• PASSAGE:
--- START ---

TL;DR: I built bun-image-turbo, a Rust-powered image processing library that outperforms Sharp in most benchmarks. It's 36x faster at metadata extraction, 4.5x faster under concurrent load, and has built-in Blurhash support. Works seamlessly with Bun and Node.js.
Stop Waiting for Your Images to Process
Every millisecond counts. Your users are waiting. Your server is sweating.
You're processing 1,000 product images for your e-commerce site. With Sharp, that's 10 seconds of metadata extraction. With bun-image-turbo? Under 300ms.
That's not a typo. 36x faster.
The Problem with Image Processing in Node.js
We've all been there. You're building an image-heavy application - maybe an e-commerce platform, a CMS, or a social media app. You reach for Sharp because it's the go-to solution.

--- END ---

• WORK TO DO:
How much faster than Sharp does the post say bun-image-turbo is at metadata extraction? Answer from the post only.

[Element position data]
--- START ---

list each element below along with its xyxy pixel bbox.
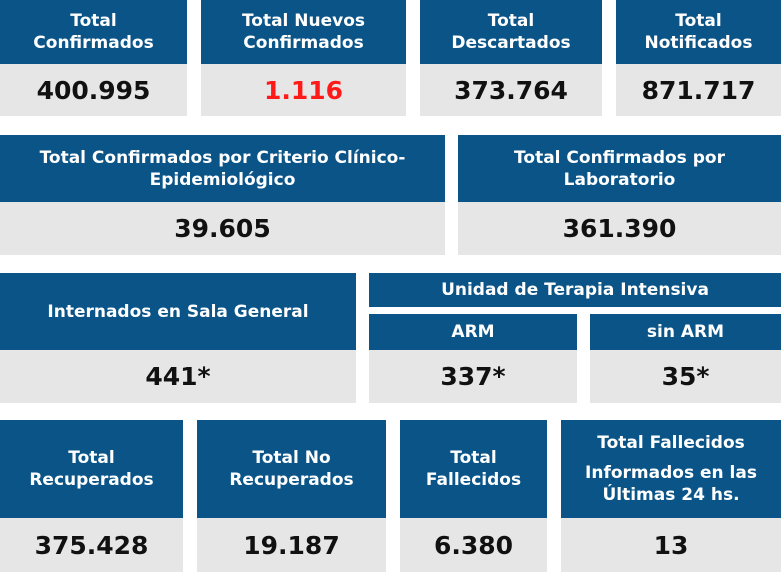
uti-header: Unidad de Terapia Intensiva <box>369 273 781 307</box>
total-no-recuperados-value: 19.187 <box>197 518 386 572</box>
total-descartados-value: 373.764 <box>420 64 602 116</box>
uti-sin-arm-value: 35* <box>590 350 781 403</box>
total-recuperados-value: 375.428 <box>0 518 183 572</box>
total-notificados-card: Total Notificados 871.717 <box>616 0 781 116</box>
confirmados-laboratorio-card: Total Confirmados por Laboratorio 361.39… <box>458 135 781 255</box>
fallecidos-24hs-value: 13 <box>561 518 781 572</box>
total-fallecidos-card: Total Fallecidos 6.380 <box>400 420 547 572</box>
total-descartados-header: Total Descartados <box>420 0 602 64</box>
total-nuevos-confirmados-value: 1.116 <box>201 64 406 116</box>
total-notificados-header: Total Notificados <box>616 0 781 64</box>
confirmados-laboratorio-value: 361.390 <box>458 202 781 255</box>
total-nuevos-confirmados-header: Total Nuevos Confirmados <box>201 0 406 64</box>
sala-general-header: Internados en Sala General <box>0 273 356 350</box>
uti-arm-value: 337* <box>369 350 577 403</box>
uti-sin-arm-card: sin ARM 35* <box>590 314 781 403</box>
total-fallecidos-value: 6.380 <box>400 518 547 572</box>
total-no-recuperados-card: Total No Recuperados 19.187 <box>197 420 386 572</box>
total-confirmados-header: Total Confirmados <box>0 0 187 64</box>
total-confirmados-value: 400.995 <box>0 64 187 116</box>
total-notificados-value: 871.717 <box>616 64 781 116</box>
total-no-recuperados-header: Total No Recuperados <box>197 420 386 518</box>
confirmados-criterio-header: Total Confirmados por Criterio Clínico- … <box>0 135 445 202</box>
sala-general-value: 441* <box>0 350 356 403</box>
uti-arm-card: ARM 337* <box>369 314 577 403</box>
uti-arm-header: ARM <box>369 314 577 350</box>
total-recuperados-card: Total Recuperados 375.428 <box>0 420 183 572</box>
confirmados-criterio-card: Total Confirmados por Criterio Clínico- … <box>0 135 445 255</box>
confirmados-laboratorio-header: Total Confirmados por Laboratorio <box>458 135 781 202</box>
uti-sin-arm-header: sin ARM <box>590 314 781 350</box>
sala-general-card: Internados en Sala General 441* <box>0 273 356 403</box>
total-descartados-card: Total Descartados 373.764 <box>420 0 602 116</box>
total-fallecidos-header: Total Fallecidos <box>400 420 547 518</box>
uti-title-bar: Unidad de Terapia Intensiva <box>369 273 781 307</box>
fallecidos-24hs-header: Total Fallecidos Informados en las Últim… <box>561 420 781 518</box>
total-nuevos-confirmados-card: Total Nuevos Confirmados 1.116 <box>201 0 406 116</box>
fallecidos-24hs-card: Total Fallecidos Informados en las Últim… <box>561 420 781 572</box>
total-recuperados-header: Total Recuperados <box>0 420 183 518</box>
total-confirmados-card: Total Confirmados 400.995 <box>0 0 187 116</box>
confirmados-criterio-value: 39.605 <box>0 202 445 255</box>
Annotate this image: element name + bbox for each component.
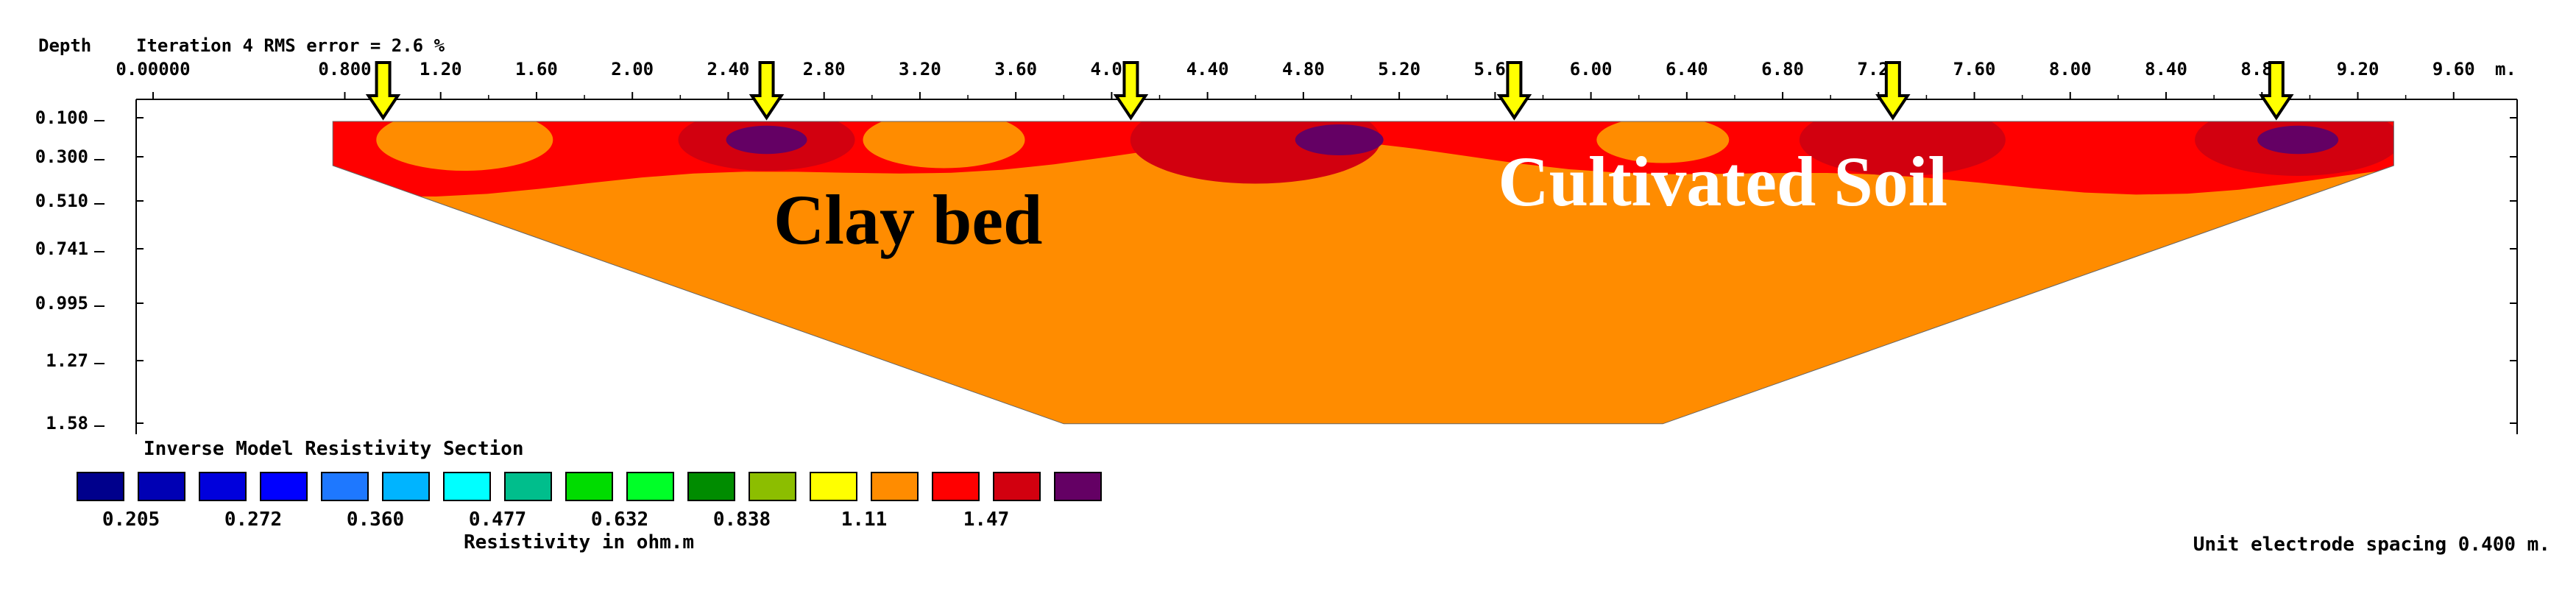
legend-label: 0.272 [224,509,282,531]
x-tick-label: 8.40 [2145,59,2187,79]
x-tick-label: 4.80 [1282,59,1325,79]
chart-title: Iteration 4 RMS error = 2.6 % [136,35,445,56]
resistivity-patch [1596,121,1730,163]
legend-unit-label: Resistivity in ohm.m [464,531,694,553]
legend-swatch [138,472,185,501]
legend-label: 0.477 [469,509,526,531]
y-tick-label: 0.741 [35,238,88,259]
resistivity-patch [2257,125,2339,155]
legend-label: 0.838 [713,509,771,531]
legend-swatch [77,472,124,501]
resistivity-patch [376,121,553,171]
electrode-arrow [749,61,785,121]
resistivity-patch [863,121,1025,169]
y-tick-label: 1.27 [46,350,88,371]
x-tick-label: 6.40 [1666,59,1708,79]
y-axis-label: Depth [38,35,91,56]
electrode-arrow [1496,61,1532,121]
legend-swatch [565,472,613,501]
section-outline [332,121,2394,425]
legend-swatch [504,472,552,501]
x-axis-unit: m. [2495,59,2516,79]
x-tick-label: 4.40 [1186,59,1229,79]
chart-text: Depth Iteration 4 RMS error = 2.6 % m. I… [38,35,2550,556]
legend-swatch [1054,472,1102,501]
legend-swatch [749,472,796,501]
x-tick-label: 3.20 [899,59,941,79]
electrode-spacing-note: Unit electrode spacing 0.400 m. [2193,534,2550,556]
x-tick-label: 2.80 [803,59,846,79]
resistivity-patch [726,125,807,155]
electrode-arrows [365,61,2294,121]
x-tick-label: 1.20 [420,59,462,79]
electrode-arrow [2259,61,2294,121]
x-tick-label: 0.00000 [116,59,190,79]
legend-label: 1.11 [841,509,888,531]
y-tick-label: 0.510 [35,191,88,211]
y-tick-label: 0.995 [35,293,88,314]
electrode-arrow [1113,61,1149,121]
resistivity-section [332,121,2394,425]
legend-swatch [687,472,735,501]
axes: 0.00000 0.800 1.20 1.60 2.00 2.40 2.80 3.20 3.60… [35,59,2518,434]
electrode-arrow [1875,61,1911,121]
x-tick-label: 7.60 [1953,59,1996,79]
annotation-label: Clay bed [774,180,1042,259]
legend-swatch [626,472,674,501]
x-tick-label: 9.20 [2337,59,2379,79]
annotations: Clay bed Cultivated Soil [774,142,1947,259]
legend-swatch [932,472,980,501]
annotation-label: Cultivated Soil [1498,142,1947,221]
resistivity-patch [1295,124,1384,155]
y-tick-label: 1.58 [46,413,88,433]
legend-label: 1.47 [963,509,1010,531]
x-tick-label: 6.80 [1761,59,1804,79]
electrode-arrow [365,61,401,121]
x-tick-label: 5.20 [1378,59,1420,79]
x-tick-label: 6.00 [1570,59,1613,79]
legend-swatch [321,472,369,501]
x-tick-label: 2.00 [611,59,654,79]
x-tick-label: 9.60 [2432,59,2475,79]
legend-swatch [810,472,857,501]
x-tick-label: 1.60 [515,59,558,79]
legend-swatch [871,472,919,501]
resistivity-patch [1130,121,1381,184]
legend-swatch [443,472,491,501]
color-legend: 0.205 0.272 0.360 0.477 0.632 0.838 1.11 1.47 [77,472,1102,531]
legend-label: 0.632 [591,509,648,531]
x-tick-label: 2.40 [707,59,750,79]
x-tick-label: 0.800 [318,59,371,79]
legend-label: 0.360 [347,509,404,531]
legend-swatch [382,472,430,501]
legend-title: Inverse Model Resistivity Section [144,438,524,460]
y-tick-label: 0.300 [35,146,88,167]
legend-label: 0.205 [102,509,160,531]
x-tick-label: 8.00 [2049,59,2092,79]
x-tick-label: 3.60 [994,59,1037,79]
legend-swatch [993,472,1041,501]
legend-swatch [199,472,247,501]
legend-swatch [260,472,308,501]
y-tick-label: 0.100 [35,107,88,128]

--- END ---

• EXERCISE OUTPUT:
36x faster